**ENTRIES PROVIDED**
--*--
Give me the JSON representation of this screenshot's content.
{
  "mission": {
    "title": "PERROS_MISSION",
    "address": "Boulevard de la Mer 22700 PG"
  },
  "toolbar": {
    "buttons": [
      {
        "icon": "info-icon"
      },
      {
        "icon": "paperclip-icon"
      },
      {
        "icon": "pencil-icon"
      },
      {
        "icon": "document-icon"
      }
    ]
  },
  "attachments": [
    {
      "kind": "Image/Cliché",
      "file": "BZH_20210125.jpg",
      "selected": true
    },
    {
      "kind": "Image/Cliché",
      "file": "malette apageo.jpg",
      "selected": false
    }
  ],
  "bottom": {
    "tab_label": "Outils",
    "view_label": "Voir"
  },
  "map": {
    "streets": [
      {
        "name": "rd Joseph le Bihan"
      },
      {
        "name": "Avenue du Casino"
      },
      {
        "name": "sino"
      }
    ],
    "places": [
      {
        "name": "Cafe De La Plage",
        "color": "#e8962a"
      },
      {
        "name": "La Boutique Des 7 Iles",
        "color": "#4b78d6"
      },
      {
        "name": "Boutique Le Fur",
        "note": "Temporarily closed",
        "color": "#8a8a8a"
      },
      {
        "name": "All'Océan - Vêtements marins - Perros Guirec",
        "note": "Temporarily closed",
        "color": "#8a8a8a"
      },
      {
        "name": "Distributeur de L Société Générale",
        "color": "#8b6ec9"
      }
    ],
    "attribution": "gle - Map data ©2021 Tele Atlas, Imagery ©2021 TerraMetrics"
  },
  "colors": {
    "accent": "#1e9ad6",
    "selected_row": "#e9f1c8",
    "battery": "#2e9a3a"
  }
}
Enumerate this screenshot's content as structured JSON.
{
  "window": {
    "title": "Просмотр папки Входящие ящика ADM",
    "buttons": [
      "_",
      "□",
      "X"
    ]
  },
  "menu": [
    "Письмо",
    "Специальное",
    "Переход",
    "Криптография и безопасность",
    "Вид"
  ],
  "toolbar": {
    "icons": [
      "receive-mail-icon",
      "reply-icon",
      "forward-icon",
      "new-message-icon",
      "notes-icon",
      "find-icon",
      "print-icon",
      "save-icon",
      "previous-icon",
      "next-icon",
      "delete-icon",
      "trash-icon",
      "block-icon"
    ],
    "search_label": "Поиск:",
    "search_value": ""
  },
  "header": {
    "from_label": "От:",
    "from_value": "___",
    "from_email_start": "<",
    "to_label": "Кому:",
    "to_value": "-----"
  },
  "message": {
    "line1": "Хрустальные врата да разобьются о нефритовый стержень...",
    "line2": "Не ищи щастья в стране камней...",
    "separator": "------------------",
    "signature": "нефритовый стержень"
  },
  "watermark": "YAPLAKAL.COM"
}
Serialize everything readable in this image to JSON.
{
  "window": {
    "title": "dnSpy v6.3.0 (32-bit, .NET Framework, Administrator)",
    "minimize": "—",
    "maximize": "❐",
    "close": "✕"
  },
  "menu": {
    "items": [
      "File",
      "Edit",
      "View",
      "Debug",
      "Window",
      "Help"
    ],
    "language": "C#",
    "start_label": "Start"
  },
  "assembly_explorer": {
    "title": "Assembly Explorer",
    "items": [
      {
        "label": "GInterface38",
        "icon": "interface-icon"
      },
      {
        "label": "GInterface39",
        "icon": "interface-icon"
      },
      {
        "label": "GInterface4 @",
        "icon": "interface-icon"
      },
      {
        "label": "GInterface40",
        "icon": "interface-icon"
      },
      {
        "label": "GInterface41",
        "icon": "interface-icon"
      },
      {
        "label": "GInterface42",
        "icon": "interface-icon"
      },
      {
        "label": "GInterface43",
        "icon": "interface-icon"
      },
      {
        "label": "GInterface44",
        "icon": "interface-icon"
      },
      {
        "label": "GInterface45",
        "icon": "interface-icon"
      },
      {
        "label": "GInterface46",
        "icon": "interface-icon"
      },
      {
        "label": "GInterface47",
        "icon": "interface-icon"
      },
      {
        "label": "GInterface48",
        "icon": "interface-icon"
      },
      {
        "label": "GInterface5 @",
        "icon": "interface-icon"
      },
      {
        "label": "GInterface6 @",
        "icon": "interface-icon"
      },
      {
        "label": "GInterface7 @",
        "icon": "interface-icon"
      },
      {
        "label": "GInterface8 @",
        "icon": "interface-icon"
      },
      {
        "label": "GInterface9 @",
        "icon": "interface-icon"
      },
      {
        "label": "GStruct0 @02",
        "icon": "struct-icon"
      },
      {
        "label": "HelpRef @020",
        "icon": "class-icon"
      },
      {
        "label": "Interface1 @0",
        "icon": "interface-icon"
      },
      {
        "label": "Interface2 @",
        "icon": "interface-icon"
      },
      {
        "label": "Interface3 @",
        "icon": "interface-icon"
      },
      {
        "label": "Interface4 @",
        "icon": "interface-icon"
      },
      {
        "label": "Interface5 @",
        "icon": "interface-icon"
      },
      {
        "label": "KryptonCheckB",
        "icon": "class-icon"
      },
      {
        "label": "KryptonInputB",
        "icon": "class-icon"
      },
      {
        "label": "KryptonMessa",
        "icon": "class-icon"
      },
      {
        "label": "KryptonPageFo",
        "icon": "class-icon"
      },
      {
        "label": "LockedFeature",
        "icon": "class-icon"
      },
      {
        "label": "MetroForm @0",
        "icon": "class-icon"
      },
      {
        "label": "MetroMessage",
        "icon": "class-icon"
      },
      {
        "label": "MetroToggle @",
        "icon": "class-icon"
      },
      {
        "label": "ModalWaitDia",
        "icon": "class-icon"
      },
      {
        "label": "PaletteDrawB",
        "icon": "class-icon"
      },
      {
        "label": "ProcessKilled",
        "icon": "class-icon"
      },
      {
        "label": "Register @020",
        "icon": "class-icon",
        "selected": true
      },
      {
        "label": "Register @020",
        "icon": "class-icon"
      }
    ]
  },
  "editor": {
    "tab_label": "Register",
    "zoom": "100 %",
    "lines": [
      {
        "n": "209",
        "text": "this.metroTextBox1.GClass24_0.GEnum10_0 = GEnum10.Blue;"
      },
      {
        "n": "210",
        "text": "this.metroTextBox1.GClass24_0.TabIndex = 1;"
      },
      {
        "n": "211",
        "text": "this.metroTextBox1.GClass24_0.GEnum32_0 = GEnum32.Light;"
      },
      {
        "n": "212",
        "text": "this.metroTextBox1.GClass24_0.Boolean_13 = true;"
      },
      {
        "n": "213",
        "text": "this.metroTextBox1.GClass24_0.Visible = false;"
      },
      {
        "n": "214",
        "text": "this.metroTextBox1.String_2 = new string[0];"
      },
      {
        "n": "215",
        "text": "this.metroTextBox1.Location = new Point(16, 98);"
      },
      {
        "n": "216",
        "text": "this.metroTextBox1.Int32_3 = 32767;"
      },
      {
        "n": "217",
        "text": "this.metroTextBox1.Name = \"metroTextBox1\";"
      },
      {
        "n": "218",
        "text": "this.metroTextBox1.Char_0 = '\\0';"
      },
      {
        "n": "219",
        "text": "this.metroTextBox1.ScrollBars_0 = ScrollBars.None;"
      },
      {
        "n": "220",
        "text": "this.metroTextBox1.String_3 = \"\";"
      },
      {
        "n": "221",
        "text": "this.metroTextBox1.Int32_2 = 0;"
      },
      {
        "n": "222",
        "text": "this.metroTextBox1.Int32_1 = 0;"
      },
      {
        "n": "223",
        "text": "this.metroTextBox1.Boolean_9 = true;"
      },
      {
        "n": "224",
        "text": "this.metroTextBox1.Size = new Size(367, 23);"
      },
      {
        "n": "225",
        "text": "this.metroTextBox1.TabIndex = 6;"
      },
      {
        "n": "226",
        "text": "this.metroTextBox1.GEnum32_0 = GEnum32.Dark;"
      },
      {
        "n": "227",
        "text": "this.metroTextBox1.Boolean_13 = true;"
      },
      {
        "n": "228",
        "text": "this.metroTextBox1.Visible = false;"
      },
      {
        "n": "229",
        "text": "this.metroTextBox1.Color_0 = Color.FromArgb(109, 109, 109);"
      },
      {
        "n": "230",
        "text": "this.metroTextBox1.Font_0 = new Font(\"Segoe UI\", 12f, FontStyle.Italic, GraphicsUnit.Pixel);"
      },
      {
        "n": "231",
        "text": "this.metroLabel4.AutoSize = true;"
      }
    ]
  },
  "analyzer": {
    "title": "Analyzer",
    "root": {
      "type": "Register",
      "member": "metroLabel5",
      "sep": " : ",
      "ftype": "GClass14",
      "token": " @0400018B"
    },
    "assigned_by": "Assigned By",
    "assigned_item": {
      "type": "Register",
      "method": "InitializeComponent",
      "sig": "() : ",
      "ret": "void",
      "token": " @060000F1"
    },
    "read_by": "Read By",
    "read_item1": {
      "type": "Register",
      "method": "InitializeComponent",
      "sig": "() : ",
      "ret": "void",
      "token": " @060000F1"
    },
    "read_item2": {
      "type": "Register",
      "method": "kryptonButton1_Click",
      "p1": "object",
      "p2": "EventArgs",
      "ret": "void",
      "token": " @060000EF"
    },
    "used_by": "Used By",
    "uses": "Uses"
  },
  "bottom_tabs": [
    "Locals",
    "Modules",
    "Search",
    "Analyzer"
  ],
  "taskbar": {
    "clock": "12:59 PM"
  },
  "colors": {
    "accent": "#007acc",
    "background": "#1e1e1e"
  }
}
--*--
**CHALLENGE**
A single figure is required: the number of lines above in which the word "content" occurs.

**SOLUTION BELOW**
2